- [Goal]
Pick out the lines below that include the string "separator".

- [Material for the task]
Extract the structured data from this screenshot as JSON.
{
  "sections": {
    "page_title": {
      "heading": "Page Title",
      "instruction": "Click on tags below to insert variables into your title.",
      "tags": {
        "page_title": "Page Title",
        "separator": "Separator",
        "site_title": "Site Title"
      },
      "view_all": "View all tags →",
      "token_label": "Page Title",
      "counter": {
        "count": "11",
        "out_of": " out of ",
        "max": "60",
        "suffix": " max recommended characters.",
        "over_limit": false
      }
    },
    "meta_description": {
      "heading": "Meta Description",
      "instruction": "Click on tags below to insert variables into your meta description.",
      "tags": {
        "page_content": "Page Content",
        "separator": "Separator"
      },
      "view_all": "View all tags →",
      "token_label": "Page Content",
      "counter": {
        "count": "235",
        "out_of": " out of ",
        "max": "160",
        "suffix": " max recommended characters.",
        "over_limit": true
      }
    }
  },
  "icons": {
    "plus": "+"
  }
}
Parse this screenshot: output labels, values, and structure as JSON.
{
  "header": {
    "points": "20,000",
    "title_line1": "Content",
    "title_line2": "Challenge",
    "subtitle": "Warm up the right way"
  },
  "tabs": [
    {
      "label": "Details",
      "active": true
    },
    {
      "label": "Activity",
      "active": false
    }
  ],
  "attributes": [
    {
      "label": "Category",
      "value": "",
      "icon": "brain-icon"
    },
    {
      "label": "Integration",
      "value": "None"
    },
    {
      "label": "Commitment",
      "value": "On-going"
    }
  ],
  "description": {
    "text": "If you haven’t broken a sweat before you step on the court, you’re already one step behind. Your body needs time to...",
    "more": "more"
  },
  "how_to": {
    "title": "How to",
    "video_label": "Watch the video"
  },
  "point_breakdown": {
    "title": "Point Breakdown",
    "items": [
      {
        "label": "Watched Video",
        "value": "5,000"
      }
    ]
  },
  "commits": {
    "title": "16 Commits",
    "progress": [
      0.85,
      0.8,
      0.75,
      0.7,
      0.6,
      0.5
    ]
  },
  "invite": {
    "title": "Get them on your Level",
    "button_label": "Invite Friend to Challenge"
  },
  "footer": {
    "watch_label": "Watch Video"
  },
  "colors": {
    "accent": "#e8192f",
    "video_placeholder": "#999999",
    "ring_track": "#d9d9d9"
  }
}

- [Response]
        "separator": "Separator",
        "separator": "Separator"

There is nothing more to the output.